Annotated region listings
※

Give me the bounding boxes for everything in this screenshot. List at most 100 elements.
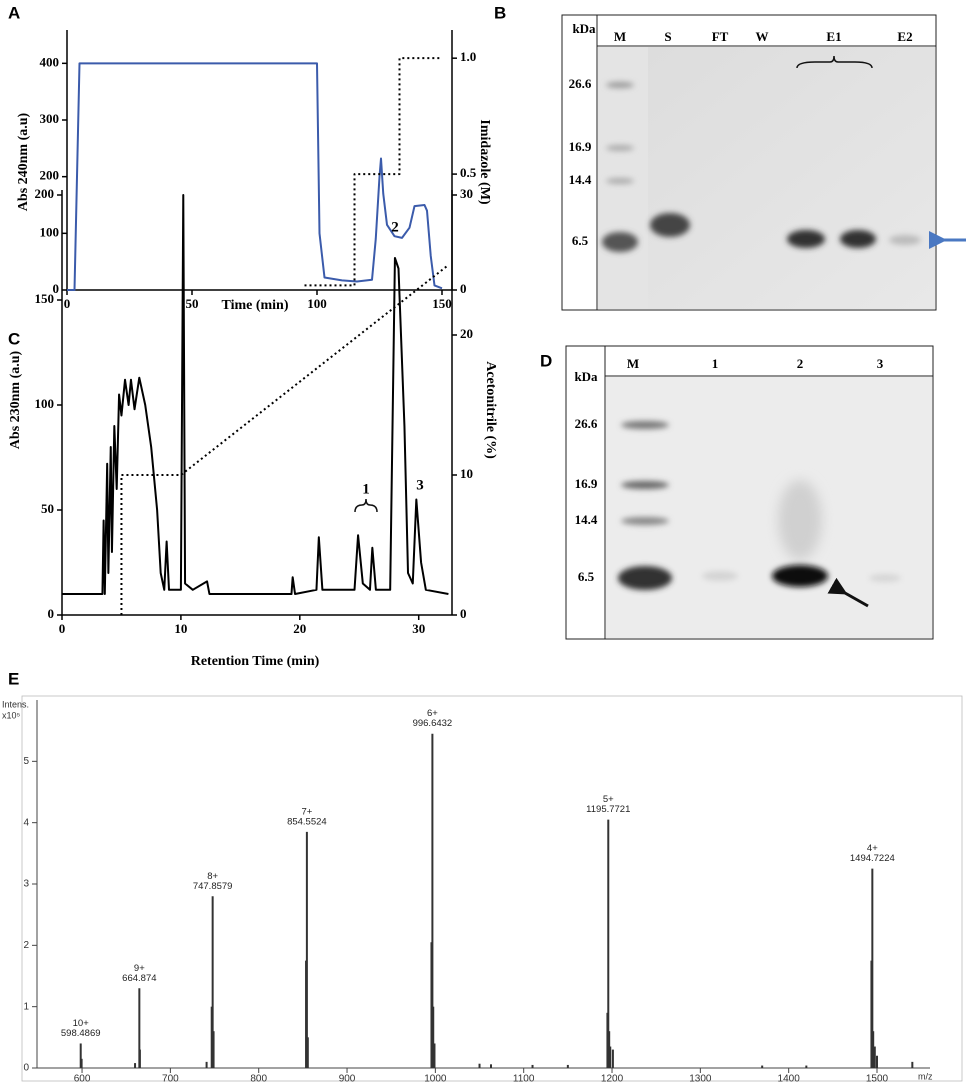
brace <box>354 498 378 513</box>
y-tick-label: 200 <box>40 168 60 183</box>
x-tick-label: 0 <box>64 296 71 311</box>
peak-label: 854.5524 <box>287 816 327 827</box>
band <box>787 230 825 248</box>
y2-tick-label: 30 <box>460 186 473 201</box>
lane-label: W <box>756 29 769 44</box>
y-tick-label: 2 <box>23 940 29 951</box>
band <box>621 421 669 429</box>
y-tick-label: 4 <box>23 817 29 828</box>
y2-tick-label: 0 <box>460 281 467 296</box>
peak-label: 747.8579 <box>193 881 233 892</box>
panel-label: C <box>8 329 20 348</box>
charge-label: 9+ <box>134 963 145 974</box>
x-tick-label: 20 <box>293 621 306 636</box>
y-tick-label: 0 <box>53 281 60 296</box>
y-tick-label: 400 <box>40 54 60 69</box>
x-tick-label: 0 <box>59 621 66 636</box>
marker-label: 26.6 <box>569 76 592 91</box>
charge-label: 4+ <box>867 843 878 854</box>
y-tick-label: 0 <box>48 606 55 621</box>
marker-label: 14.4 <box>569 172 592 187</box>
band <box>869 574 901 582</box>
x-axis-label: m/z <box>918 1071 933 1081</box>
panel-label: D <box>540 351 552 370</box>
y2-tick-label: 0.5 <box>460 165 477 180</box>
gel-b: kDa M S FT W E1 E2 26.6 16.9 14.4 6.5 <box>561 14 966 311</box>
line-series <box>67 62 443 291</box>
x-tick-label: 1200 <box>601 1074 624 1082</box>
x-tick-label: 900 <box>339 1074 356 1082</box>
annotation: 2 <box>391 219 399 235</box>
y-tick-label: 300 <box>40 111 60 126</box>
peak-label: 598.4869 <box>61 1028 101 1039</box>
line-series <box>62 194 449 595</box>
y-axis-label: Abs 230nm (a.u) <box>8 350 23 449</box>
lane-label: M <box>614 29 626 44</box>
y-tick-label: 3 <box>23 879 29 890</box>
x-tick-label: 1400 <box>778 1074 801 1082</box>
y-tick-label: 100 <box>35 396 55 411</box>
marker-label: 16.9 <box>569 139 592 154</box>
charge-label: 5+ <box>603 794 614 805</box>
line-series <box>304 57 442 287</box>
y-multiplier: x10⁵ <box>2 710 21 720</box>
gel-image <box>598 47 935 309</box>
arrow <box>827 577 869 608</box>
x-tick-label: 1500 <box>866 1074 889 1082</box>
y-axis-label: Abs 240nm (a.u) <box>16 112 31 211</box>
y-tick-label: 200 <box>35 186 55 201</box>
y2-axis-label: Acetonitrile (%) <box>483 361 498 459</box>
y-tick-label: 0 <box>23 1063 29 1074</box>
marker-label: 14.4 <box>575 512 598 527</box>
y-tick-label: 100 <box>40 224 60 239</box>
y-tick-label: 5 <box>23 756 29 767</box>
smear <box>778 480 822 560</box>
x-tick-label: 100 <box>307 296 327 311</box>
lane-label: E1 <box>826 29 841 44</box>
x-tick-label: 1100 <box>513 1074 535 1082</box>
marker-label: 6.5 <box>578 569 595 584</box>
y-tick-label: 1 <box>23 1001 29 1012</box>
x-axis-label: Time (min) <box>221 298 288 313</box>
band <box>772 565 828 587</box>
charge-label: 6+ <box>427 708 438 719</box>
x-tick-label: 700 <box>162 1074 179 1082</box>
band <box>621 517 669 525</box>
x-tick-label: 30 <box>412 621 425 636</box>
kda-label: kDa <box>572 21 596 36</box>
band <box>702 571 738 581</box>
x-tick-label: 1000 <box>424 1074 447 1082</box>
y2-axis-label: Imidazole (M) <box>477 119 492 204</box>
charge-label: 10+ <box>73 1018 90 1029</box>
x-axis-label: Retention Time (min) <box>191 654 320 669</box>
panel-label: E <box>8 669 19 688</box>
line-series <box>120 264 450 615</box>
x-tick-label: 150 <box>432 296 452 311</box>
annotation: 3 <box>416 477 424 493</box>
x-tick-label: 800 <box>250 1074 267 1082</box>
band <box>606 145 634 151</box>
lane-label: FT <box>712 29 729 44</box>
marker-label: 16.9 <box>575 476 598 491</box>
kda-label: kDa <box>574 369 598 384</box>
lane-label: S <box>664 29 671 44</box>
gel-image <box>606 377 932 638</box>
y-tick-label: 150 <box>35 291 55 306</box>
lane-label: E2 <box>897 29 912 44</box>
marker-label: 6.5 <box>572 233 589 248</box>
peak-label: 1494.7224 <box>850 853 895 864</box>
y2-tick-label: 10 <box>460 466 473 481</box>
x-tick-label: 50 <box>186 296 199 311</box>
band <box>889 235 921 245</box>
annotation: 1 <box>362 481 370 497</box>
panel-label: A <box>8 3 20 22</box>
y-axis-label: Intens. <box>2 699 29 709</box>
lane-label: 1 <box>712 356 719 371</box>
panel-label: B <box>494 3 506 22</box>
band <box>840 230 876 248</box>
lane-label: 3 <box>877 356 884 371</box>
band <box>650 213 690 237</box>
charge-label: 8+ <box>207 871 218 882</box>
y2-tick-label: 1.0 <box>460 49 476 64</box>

※

- REQUIREMENT: Rewrite the stretch of the records from the line containing "brace <box>354 498 378 513</box>" through the line containing "y-tick-label: 0 <box>53 281 60 296</box>", swapping "band" for "stripe" and leaving everything else as it is.

- SOLUTION TO THE PROBLEM:
brace <box>354 498 378 513</box>
y-tick-label: 200 <box>40 168 60 183</box>
x-tick-label: 0 <box>64 296 71 311</box>
peak-label: 854.5524 <box>287 816 327 827</box>
stripe <box>787 230 825 248</box>
y2-tick-label: 30 <box>460 186 473 201</box>
lane-label: W <box>756 29 769 44</box>
y-tick-label: 2 <box>23 940 29 951</box>
stripe <box>621 421 669 429</box>
y-tick-label: 4 <box>23 817 29 828</box>
y2-tick-label: 0 <box>460 281 467 296</box>
peak-label: 747.8579 <box>193 881 233 892</box>
panel-label: C <box>8 329 20 348</box>
charge-label: 9+ <box>134 963 145 974</box>
x-tick-label: 20 <box>293 621 306 636</box>
y-tick-label: 0 <box>53 281 60 296</box>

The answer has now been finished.